** Task instructions **
Search the data below for the string "What". Extract every line that contains it.

···

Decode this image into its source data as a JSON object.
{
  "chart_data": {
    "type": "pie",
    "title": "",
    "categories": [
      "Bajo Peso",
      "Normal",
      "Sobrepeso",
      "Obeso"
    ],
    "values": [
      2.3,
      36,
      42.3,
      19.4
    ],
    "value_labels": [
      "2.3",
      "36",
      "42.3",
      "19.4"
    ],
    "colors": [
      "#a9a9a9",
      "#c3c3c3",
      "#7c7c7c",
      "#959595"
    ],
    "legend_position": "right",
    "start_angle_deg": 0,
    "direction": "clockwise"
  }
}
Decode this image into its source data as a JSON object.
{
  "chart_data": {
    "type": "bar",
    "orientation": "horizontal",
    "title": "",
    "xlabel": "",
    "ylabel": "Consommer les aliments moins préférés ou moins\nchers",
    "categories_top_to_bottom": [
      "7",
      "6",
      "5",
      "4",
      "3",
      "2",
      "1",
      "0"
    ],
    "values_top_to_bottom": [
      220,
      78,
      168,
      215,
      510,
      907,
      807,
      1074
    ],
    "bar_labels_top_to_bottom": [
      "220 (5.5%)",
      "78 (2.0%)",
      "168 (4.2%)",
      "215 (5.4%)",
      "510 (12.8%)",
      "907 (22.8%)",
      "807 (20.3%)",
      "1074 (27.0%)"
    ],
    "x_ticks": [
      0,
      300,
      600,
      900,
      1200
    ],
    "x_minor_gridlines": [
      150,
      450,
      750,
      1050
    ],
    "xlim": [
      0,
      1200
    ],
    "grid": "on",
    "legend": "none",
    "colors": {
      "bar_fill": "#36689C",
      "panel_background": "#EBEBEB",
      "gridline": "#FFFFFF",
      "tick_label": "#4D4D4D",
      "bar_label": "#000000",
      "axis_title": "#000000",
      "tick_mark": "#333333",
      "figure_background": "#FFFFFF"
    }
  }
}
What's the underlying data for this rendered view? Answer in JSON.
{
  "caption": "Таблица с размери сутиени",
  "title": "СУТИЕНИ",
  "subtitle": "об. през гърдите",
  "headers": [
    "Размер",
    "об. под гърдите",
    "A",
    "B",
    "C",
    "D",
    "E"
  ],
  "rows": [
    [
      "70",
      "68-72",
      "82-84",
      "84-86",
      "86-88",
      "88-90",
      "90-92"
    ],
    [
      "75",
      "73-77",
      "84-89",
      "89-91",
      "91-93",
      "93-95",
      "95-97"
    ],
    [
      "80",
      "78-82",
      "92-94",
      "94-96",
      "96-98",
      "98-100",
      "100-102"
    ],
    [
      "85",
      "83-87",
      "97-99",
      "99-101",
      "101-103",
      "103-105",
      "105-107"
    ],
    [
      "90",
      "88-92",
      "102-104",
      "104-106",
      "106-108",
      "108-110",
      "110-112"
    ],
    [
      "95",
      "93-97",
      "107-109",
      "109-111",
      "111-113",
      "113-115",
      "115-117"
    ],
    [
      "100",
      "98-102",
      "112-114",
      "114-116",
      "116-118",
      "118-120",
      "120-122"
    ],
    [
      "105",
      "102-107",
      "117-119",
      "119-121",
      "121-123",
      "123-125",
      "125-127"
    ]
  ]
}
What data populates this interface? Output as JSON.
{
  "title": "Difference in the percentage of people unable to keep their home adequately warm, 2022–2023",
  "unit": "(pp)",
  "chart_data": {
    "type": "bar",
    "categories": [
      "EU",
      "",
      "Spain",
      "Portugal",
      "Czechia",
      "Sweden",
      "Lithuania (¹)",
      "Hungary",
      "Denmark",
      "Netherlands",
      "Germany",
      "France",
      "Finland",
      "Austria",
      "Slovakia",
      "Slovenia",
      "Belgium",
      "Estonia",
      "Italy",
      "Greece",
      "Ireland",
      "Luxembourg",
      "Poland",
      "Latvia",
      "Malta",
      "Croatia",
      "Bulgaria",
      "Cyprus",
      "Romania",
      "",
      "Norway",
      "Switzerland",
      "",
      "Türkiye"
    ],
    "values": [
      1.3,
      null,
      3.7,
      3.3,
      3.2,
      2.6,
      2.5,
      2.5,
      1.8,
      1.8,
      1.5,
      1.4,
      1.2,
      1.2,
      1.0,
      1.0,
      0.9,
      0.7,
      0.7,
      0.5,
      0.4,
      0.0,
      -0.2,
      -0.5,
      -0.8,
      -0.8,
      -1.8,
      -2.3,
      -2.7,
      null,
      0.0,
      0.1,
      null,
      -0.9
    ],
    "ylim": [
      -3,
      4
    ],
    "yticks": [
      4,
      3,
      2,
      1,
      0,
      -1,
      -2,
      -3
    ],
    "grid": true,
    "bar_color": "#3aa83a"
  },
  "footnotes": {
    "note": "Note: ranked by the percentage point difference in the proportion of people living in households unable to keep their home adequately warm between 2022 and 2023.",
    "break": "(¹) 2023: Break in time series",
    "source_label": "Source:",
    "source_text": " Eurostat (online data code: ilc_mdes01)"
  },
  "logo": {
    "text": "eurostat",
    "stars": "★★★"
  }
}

···

** The reply **
What's the underlying data for this rendered view? Answer in JSON.
What data populates this interface? Output as JSON.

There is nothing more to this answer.